═══ LISTED ENTRIES

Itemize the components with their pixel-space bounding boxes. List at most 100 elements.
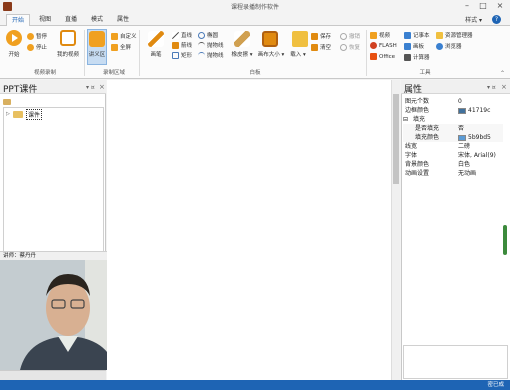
property-row[interactable]: 图元个数 0 bbox=[403, 97, 503, 106]
rect-button[interactable]: 矩形 bbox=[172, 51, 192, 59]
ellipse-icon bbox=[198, 31, 205, 39]
fullscreen-icon bbox=[111, 43, 118, 51]
style-menu[interactable]: 样式 ▾ bbox=[465, 15, 482, 24]
stop-icon bbox=[27, 43, 34, 51]
pause-button[interactable]: 暂停 bbox=[27, 32, 47, 40]
property-value: 0 bbox=[458, 97, 462, 106]
pane-pin-icon[interactable]: ▾ ¤ bbox=[86, 84, 95, 91]
property-row[interactable]: 动画设置 无动画 bbox=[403, 169, 503, 178]
property-value-text: 0 bbox=[458, 98, 462, 105]
property-row[interactable]: ⊟ 填充 bbox=[403, 115, 503, 124]
explorer-button[interactable]: 资源管理器 bbox=[436, 31, 473, 39]
line-label: 直线 bbox=[181, 33, 193, 39]
clear-icon bbox=[311, 43, 318, 51]
arrow-line-button[interactable]: 箭线 bbox=[172, 41, 192, 49]
tools-group-label: 工具 bbox=[419, 70, 431, 76]
property-value: 无动画 bbox=[458, 169, 476, 178]
browser-button[interactable]: 浏览器 bbox=[436, 42, 462, 50]
flash-label: FLASH bbox=[379, 42, 397, 49]
curve-button[interactable]: 抛物线 bbox=[198, 51, 224, 59]
stop-button[interactable]: 停止 bbox=[27, 43, 47, 51]
paint-button[interactable]: 画板 bbox=[404, 42, 424, 50]
courseware-tree[interactable]: ▷ 课件 bbox=[3, 107, 104, 257]
side-scroll-indicator[interactable] bbox=[503, 225, 507, 255]
notepad-icon bbox=[404, 31, 411, 39]
calculator-button[interactable]: 计算器 bbox=[404, 53, 430, 61]
property-row[interactable]: 字体 宋体, Arial(9) bbox=[403, 151, 503, 160]
help-icon[interactable]: ? bbox=[492, 15, 501, 24]
property-row[interactable]: 边框颜色 41719c bbox=[403, 106, 503, 115]
video-tool-label: 视频 bbox=[379, 33, 391, 39]
property-row[interactable]: 背景颜色 白色 bbox=[403, 160, 503, 169]
import-icon[interactable] bbox=[292, 31, 308, 47]
eraser-icon[interactable] bbox=[234, 31, 250, 47]
pane-close-icon[interactable]: × bbox=[99, 83, 105, 91]
canvas-size-text: 画布大小 bbox=[257, 52, 280, 58]
close-icon[interactable]: × bbox=[492, 0, 508, 12]
tab-live[interactable]: 直播 bbox=[60, 14, 82, 26]
property-row[interactable]: 线宽 二磅 bbox=[403, 142, 503, 151]
redo-button[interactable]: 恢复 bbox=[340, 43, 360, 51]
tab-mode[interactable]: 模式 bbox=[86, 14, 108, 26]
curve-arrow-button[interactable]: 抛物线 bbox=[198, 41, 224, 49]
office-button[interactable]: Office bbox=[370, 53, 395, 60]
properties-pane-title: 属性 bbox=[404, 85, 423, 95]
redo-icon bbox=[340, 43, 347, 51]
paint-label: 画板 bbox=[413, 44, 425, 50]
clear-label: 清空 bbox=[320, 45, 332, 51]
folder-icon-toolbar[interactable] bbox=[3, 99, 11, 105]
tree-item-courseware[interactable]: 课件 bbox=[26, 109, 43, 120]
maximize-icon[interactable]: □ bbox=[475, 0, 491, 12]
property-value: 41719c bbox=[458, 106, 490, 115]
fullscreen-button[interactable]: 全屏 bbox=[111, 43, 131, 51]
play-triangle bbox=[12, 34, 18, 42]
clear-button[interactable]: 清空 bbox=[311, 43, 331, 51]
tab-properties[interactable]: 属性 bbox=[112, 14, 134, 26]
rect-icon bbox=[172, 51, 179, 59]
property-key: 背景颜色 bbox=[405, 161, 430, 168]
property-value: 白色 bbox=[458, 160, 470, 169]
tree-expander-icon[interactable]: ▷ bbox=[6, 111, 10, 117]
undo-button[interactable]: 撤销 bbox=[340, 32, 360, 40]
line-button[interactable]: 直线 bbox=[172, 31, 192, 39]
start-record-label: 开始 bbox=[8, 52, 20, 58]
stop-label: 停止 bbox=[36, 45, 48, 51]
color-swatch[interactable] bbox=[458, 107, 466, 114]
folder-icon bbox=[13, 111, 23, 118]
pen-icon[interactable] bbox=[148, 31, 164, 47]
ellipse-label: 椭圆 bbox=[207, 33, 219, 39]
video-tool-button[interactable]: 视频 bbox=[370, 31, 390, 39]
custom-area-button[interactable]: 自定义 bbox=[111, 32, 137, 40]
scroll-thumb[interactable] bbox=[393, 94, 399, 184]
canvas-vertical-scrollbar[interactable] bbox=[391, 80, 400, 380]
collapse-ribbon-icon[interactable]: ⌃ bbox=[500, 70, 505, 77]
pane-close-icon[interactable]: × bbox=[501, 83, 507, 91]
property-key: 填充 bbox=[413, 116, 426, 123]
bottom-tab-strip bbox=[0, 370, 106, 380]
notepad-button[interactable]: 记事本 bbox=[404, 31, 430, 39]
canvas-size-icon[interactable] bbox=[262, 31, 278, 47]
property-row[interactable]: 是否填充 否 bbox=[403, 124, 503, 133]
minimize-icon[interactable]: – bbox=[459, 0, 475, 12]
flash-button[interactable]: FLASH bbox=[370, 42, 397, 49]
pane-pin-icon[interactable]: ▾ ¤ bbox=[487, 84, 496, 91]
save-button[interactable]: 保存 bbox=[311, 32, 331, 40]
property-row[interactable]: 填充颜色 5b9bd5 bbox=[403, 133, 503, 142]
fullscreen-label: 全屏 bbox=[120, 45, 132, 51]
group-collapse-icon[interactable]: ⊟ bbox=[403, 116, 408, 123]
app-window: 课程录播制作软件 – □ × 开始 视图 直播 模式 属性 样式 ▾ ? 开始 … bbox=[0, 0, 510, 390]
property-key: 填充颜色 bbox=[415, 134, 440, 141]
ribbon-separator bbox=[139, 30, 140, 76]
property-value: 二磅 bbox=[458, 142, 470, 151]
property-value: 5b9bd5 bbox=[458, 133, 491, 142]
whiteboard-canvas[interactable] bbox=[107, 80, 397, 380]
ellipse-button[interactable]: 椭圆 bbox=[198, 31, 218, 39]
lecture-area-label: 讲义区 bbox=[88, 52, 106, 58]
undo-icon bbox=[340, 32, 347, 40]
tab-view[interactable]: 视图 bbox=[34, 14, 56, 26]
my-video-icon[interactable] bbox=[60, 30, 76, 46]
curve-icon bbox=[198, 51, 205, 59]
property-key: 线宽 bbox=[405, 143, 418, 150]
window-title: 课程录播制作软件 bbox=[230, 4, 279, 11]
color-swatch[interactable] bbox=[458, 134, 466, 141]
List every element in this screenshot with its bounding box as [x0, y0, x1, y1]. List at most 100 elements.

══════

_EXERCISE_
Copy out every item above word for word, leaving out the pictures.

_SOLUTION TO THE EXERCISE_
Itemize the components with their pixel-space bounding boxes. List at most 100 elements.
property-row[interactable]: 图元个数 0 bbox=[403, 97, 503, 106]
rect-button[interactable]: 矩形 bbox=[172, 51, 192, 59]
ellipse-icon bbox=[198, 31, 205, 39]
fullscreen-icon bbox=[111, 43, 118, 51]
style-menu[interactable]: 样式 ▾ bbox=[465, 15, 482, 24]
stop-icon bbox=[27, 43, 34, 51]
pause-button[interactable]: 暂停 bbox=[27, 32, 47, 40]
property-value: 0 bbox=[458, 97, 462, 106]
pane-pin-icon[interactable]: ▾ ¤ bbox=[86, 84, 95, 91]
property-row[interactable]: 动画设置 无动画 bbox=[403, 169, 503, 178]
property-value-text: 0 bbox=[458, 98, 462, 105]
property-row[interactable]: ⊟ 填充 bbox=[403, 115, 503, 124]
explorer-button[interactable]: 资源管理器 bbox=[436, 31, 473, 39]
line-label: 直线 bbox=[181, 33, 193, 39]
clear-icon bbox=[311, 43, 318, 51]
arrow-line-button[interactable]: 箭线 bbox=[172, 41, 192, 49]
tools-group-label: 工具 bbox=[419, 70, 431, 76]
property-value: 无动画 bbox=[458, 169, 476, 178]
browser-button[interactable]: 浏览器 bbox=[436, 42, 462, 50]
flash-label: FLASH bbox=[379, 42, 397, 49]
curve-button[interactable]: 抛物线 bbox=[198, 51, 224, 59]
stop-button[interactable]: 停止 bbox=[27, 43, 47, 51]
paint-button[interactable]: 画板 bbox=[404, 42, 424, 50]
courseware-tree[interactable]: ▷ 课件 bbox=[3, 107, 104, 257]
side-scroll-indicator[interactable] bbox=[503, 225, 507, 255]
notepad-icon bbox=[404, 31, 411, 39]
calculator-button[interactable]: 计算器 bbox=[404, 53, 430, 61]
property-row[interactable]: 字体 宋体, Arial(9) bbox=[403, 151, 503, 160]
help-icon[interactable]: ? bbox=[492, 15, 501, 24]
property-row[interactable]: 边框颜色 41719c bbox=[403, 106, 503, 115]
video-tool-label: 视频 bbox=[379, 33, 391, 39]
property-row[interactable]: 背景颜色 白色 bbox=[403, 160, 503, 169]
import-icon[interactable] bbox=[292, 31, 308, 47]
eraser-icon[interactable] bbox=[234, 31, 250, 47]
pane-close-icon[interactable]: × bbox=[99, 83, 105, 91]
canvas-size-text: 画布大小 bbox=[257, 52, 280, 58]
close-icon[interactable]: × bbox=[492, 0, 508, 12]
tab-live[interactable]: 直播 bbox=[60, 14, 82, 26]
property-row[interactable]: 线宽 二磅 bbox=[403, 142, 503, 151]
redo-button[interactable]: 恢复 bbox=[340, 43, 360, 51]
tab-mode[interactable]: 模式 bbox=[86, 14, 108, 26]
curve-arrow-button[interactable]: 抛物线 bbox=[198, 41, 224, 49]
office-button[interactable]: Office bbox=[370, 53, 395, 60]
properties-pane-title: 属性 bbox=[404, 85, 423, 95]
redo-icon bbox=[340, 43, 347, 51]
paint-label: 画板 bbox=[413, 44, 425, 50]
clear-label: 清空 bbox=[320, 45, 332, 51]
folder-icon-toolbar[interactable] bbox=[3, 99, 11, 105]
tree-item-courseware[interactable]: 课件 bbox=[26, 109, 43, 120]
maximize-icon[interactable]: □ bbox=[475, 0, 491, 12]
property-value: 41719c bbox=[458, 106, 490, 115]
fullscreen-button[interactable]: 全屏 bbox=[111, 43, 131, 51]
play-triangle bbox=[12, 34, 18, 42]
clear-button[interactable]: 清空 bbox=[311, 43, 331, 51]
tab-properties[interactable]: 属性 bbox=[112, 14, 134, 26]
rect-icon bbox=[172, 51, 179, 59]
property-key: 背景颜色 bbox=[405, 161, 430, 168]
property-value: 白色 bbox=[458, 160, 470, 169]
tree-expander-icon[interactable]: ▷ bbox=[6, 111, 10, 117]
undo-button[interactable]: 撤销 bbox=[340, 32, 360, 40]
line-button[interactable]: 直线 bbox=[172, 31, 192, 39]
start-record-label: 开始 bbox=[8, 52, 20, 58]
stop-label: 停止 bbox=[36, 45, 48, 51]
color-swatch[interactable] bbox=[458, 107, 466, 114]
folder-icon bbox=[13, 111, 23, 118]
pen-icon[interactable] bbox=[148, 31, 164, 47]
ellipse-label: 椭圆 bbox=[207, 33, 219, 39]
video-tool-button[interactable]: 视频 bbox=[370, 31, 390, 39]
custom-area-button[interactable]: 自定义 bbox=[111, 32, 137, 40]
scroll-thumb[interactable] bbox=[393, 94, 399, 184]
canvas-vertical-scrollbar[interactable] bbox=[391, 80, 400, 380]
collapse-ribbon-icon[interactable]: ⌃ bbox=[500, 70, 505, 77]
pane-close-icon[interactable]: × bbox=[501, 83, 507, 91]
property-key: 填充 bbox=[413, 116, 426, 123]
bottom-tab-strip bbox=[0, 370, 106, 380]
notepad-button[interactable]: 记事本 bbox=[404, 31, 430, 39]
canvas-size-icon[interactable] bbox=[262, 31, 278, 47]
property-row[interactable]: 是否填充 否 bbox=[403, 124, 503, 133]
minimize-icon[interactable]: – bbox=[459, 0, 475, 12]
flash-button[interactable]: FLASH bbox=[370, 42, 397, 49]
pane-pin-icon[interactable]: ▾ ¤ bbox=[487, 84, 496, 91]
save-button[interactable]: 保存 bbox=[311, 32, 331, 40]
property-row[interactable]: 填充颜色 5b9bd5 bbox=[403, 133, 503, 142]
fullscreen-label: 全屏 bbox=[120, 45, 132, 51]
group-collapse-icon[interactable]: ⊟ bbox=[403, 116, 408, 123]
app-window: 课程录播制作软件 – □ × 开始 视图 直播 模式 属性 样式 ▾ ? 开始 … bbox=[0, 0, 510, 390]
property-key: 填充颜色 bbox=[415, 134, 440, 141]
ribbon-separator bbox=[139, 30, 140, 76]
property-value: 二磅 bbox=[458, 142, 470, 151]
property-value: 5b9bd5 bbox=[458, 133, 491, 142]
whiteboard-canvas[interactable] bbox=[107, 80, 397, 380]
ellipse-button[interactable]: 椭圆 bbox=[198, 31, 218, 39]
lecture-area-label: 讲义区 bbox=[88, 52, 106, 58]
undo-icon bbox=[340, 32, 347, 40]
tab-view[interactable]: 视图 bbox=[34, 14, 56, 26]
my-video-icon[interactable] bbox=[60, 30, 76, 46]
curve-icon bbox=[198, 51, 205, 59]
property-key: 线宽 bbox=[405, 143, 418, 150]
window-title: 课程录播制作软件 bbox=[230, 4, 279, 11]
color-swatch[interactable] bbox=[458, 134, 466, 141]
List every element in this screenshot with its bounding box as [x0, y0, x1, y1]. List at most 100 elements.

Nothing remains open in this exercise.